[Collected data entries]
::::::

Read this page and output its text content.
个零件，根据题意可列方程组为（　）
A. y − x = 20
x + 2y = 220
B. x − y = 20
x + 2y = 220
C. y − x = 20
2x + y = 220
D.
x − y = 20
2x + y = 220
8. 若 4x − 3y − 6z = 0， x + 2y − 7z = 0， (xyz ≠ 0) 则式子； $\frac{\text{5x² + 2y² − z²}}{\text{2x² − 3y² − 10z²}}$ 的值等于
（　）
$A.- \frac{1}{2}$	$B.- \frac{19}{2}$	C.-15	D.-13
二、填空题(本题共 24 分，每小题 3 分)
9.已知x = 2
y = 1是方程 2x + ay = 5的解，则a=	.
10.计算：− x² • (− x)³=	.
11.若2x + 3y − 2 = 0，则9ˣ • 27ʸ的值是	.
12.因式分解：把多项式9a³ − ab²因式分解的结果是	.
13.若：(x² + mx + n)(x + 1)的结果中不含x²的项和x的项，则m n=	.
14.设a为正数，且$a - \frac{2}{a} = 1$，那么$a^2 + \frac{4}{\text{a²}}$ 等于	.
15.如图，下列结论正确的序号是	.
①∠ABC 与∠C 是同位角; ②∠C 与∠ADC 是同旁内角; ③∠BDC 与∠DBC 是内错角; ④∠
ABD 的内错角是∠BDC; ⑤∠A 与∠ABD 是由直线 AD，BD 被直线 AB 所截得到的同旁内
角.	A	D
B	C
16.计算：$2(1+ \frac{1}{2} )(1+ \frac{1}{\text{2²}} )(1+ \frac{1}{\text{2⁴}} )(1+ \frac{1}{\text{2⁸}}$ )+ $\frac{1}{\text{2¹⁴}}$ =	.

::::::

Instructions for the task –
Output the entries exactly.

Answer –
Read this page and output its text content.
个零件，根据题意可列方程组为（　）
A. y − x = 20
x + 2y = 220
B. x − y = 20
x + 2y = 220
C. y − x = 20
2x + y = 220
D.
x − y = 20
2x + y = 220
8. 若 4x − 3y − 6z = 0， x + 2y − 7z = 0， (xyz ≠ 0) 则式子； $\frac{\text{5x² + 2y² − z²}}{\text{2x² − 3y² − 10z²}}$ 的值等于
（　）
$A.- \frac{1}{2}$	$B.- \frac{19}{2}$	C.-15	D.-13
二、填空题(本题共 24 分，每小题 3 分)
9.已知x = 2
y = 1是方程 2x + ay = 5的解，则a=	.
10.计算：− x² • (− x)³=	.
11.若2x + 3y − 2 = 0，则9ˣ • 27ʸ的值是	.
12.因式分解：把多项式9a³ − ab²因式分解的结果是	.
13.若：(x² + mx + n)(x + 1)的结果中不含x²的项和x的项，则m n=	.
14.设a为正数，且$a - \frac{2}{a} = 1$，那么$a^2 + \frac{4}{\text{a²}}$ 等于	.
15.如图，下列结论正确的序号是	.
①∠ABC 与∠C 是同位角; ②∠C 与∠ADC 是同旁内角; ③∠BDC 与∠DBC 是内错角; ④∠
ABD 的内错角是∠BDC; ⑤∠A 与∠ABD 是由直线 AD，BD 被直线 AB 所截得到的同旁内
角.	A	D
B	C
16.计算：$2(1+ \frac{1}{2} )(1+ \frac{1}{\text{2²}} )(1+ \frac{1}{\text{2⁴}} )(1+ \frac{1}{\text{2⁸}}$ )+ $\frac{1}{\text{2¹⁴}}$ =	.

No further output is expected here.